> Entries shown
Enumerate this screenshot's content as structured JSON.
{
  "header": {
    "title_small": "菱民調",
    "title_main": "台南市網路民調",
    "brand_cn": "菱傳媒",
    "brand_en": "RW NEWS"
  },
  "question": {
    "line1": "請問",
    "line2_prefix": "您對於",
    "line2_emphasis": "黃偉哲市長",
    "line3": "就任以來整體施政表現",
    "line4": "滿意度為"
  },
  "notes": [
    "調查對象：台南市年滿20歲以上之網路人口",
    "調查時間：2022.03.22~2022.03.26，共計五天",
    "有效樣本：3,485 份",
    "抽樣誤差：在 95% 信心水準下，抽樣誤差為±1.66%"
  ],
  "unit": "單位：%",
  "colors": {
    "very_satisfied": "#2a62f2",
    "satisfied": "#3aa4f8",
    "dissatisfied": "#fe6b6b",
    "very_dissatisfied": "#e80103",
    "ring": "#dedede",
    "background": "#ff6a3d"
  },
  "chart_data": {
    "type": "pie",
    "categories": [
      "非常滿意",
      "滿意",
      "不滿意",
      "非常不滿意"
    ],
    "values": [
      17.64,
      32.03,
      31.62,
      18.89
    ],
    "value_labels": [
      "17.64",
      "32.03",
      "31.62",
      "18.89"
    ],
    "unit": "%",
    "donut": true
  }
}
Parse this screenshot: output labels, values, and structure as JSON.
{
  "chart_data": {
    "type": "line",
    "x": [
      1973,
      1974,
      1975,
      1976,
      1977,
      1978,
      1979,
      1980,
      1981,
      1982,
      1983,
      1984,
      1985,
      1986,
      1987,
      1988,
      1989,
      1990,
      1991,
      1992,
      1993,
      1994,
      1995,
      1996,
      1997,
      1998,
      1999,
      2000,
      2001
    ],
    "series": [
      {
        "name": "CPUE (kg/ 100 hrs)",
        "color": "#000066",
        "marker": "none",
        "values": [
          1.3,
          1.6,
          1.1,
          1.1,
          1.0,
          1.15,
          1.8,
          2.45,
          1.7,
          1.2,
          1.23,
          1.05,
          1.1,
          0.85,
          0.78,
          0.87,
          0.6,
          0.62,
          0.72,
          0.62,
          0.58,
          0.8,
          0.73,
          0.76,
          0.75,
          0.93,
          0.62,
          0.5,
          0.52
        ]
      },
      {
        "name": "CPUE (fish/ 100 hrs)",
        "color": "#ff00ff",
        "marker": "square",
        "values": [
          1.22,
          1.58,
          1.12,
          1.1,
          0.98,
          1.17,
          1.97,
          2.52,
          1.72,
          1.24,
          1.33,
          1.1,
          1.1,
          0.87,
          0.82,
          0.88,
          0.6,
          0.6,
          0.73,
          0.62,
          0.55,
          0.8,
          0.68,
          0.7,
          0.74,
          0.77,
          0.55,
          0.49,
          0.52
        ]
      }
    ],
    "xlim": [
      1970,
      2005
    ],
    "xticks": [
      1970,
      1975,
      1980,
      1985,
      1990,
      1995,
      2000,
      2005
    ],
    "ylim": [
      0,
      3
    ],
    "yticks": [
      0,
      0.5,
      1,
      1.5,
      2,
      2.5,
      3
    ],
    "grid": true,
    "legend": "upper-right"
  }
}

> Objective
Restate the whole listing exactly, leaving out nothing.

> The result
Enumerate this screenshot's content as structured JSON.
{
  "header": {
    "title_small": "菱民調",
    "title_main": "台南市網路民調",
    "brand_cn": "菱傳媒",
    "brand_en": "RW NEWS"
  },
  "question": {
    "line1": "請問",
    "line2_prefix": "您對於",
    "line2_emphasis": "黃偉哲市長",
    "line3": "就任以來整體施政表現",
    "line4": "滿意度為"
  },
  "notes": [
    "調查對象：台南市年滿20歲以上之網路人口",
    "調查時間：2022.03.22~2022.03.26，共計五天",
    "有效樣本：3,485 份",
    "抽樣誤差：在 95% 信心水準下，抽樣誤差為±1.66%"
  ],
  "unit": "單位：%",
  "colors": {
    "very_satisfied": "#2a62f2",
    "satisfied": "#3aa4f8",
    "dissatisfied": "#fe6b6b",
    "very_dissatisfied": "#e80103",
    "ring": "#dedede",
    "background": "#ff6a3d"
  },
  "chart_data": {
    "type": "pie",
    "categories": [
      "非常滿意",
      "滿意",
      "不滿意",
      "非常不滿意"
    ],
    "values": [
      17.64,
      32.03,
      31.62,
      18.89
    ],
    "value_labels": [
      "17.64",
      "32.03",
      "31.62",
      "18.89"
    ],
    "unit": "%",
    "donut": true
  }
}
Parse this screenshot: output labels, values, and structure as JSON.
{
  "chart_data": {
    "type": "line",
    "x": [
      1973,
      1974,
      1975,
      1976,
      1977,
      1978,
      1979,
      1980,
      1981,
      1982,
      1983,
      1984,
      1985,
      1986,
      1987,
      1988,
      1989,
      1990,
      1991,
      1992,
      1993,
      1994,
      1995,
      1996,
      1997,
      1998,
      1999,
      2000,
      2001
    ],
    "series": [
      {
        "name": "CPUE (kg/ 100 hrs)",
        "color": "#000066",
        "marker": "none",
        "values": [
          1.3,
          1.6,
          1.1,
          1.1,
          1.0,
          1.15,
          1.8,
          2.45,
          1.7,
          1.2,
          1.23,
          1.05,
          1.1,
          0.85,
          0.78,
          0.87,
          0.6,
          0.62,
          0.72,
          0.62,
          0.58,
          0.8,
          0.73,
          0.76,
          0.75,
          0.93,
          0.62,
          0.5,
          0.52
        ]
      },
      {
        "name": "CPUE (fish/ 100 hrs)",
        "color": "#ff00ff",
        "marker": "square",
        "values": [
          1.22,
          1.58,
          1.12,
          1.1,
          0.98,
          1.17,
          1.97,
          2.52,
          1.72,
          1.24,
          1.33,
          1.1,
          1.1,
          0.87,
          0.82,
          0.88,
          0.6,
          0.6,
          0.73,
          0.62,
          0.55,
          0.8,
          0.68,
          0.7,
          0.74,
          0.77,
          0.55,
          0.49,
          0.52
        ]
      }
    ],
    "xlim": [
      1970,
      2005
    ],
    "xticks": [
      1970,
      1975,
      1980,
      1985,
      1990,
      1995,
      2000,
      2005
    ],
    "ylim": [
      0,
      3
    ],
    "yticks": [
      0,
      0.5,
      1,
      1.5,
      2,
      2.5,
      3
    ],
    "grid": true,
    "legend": "upper-right"
  }
}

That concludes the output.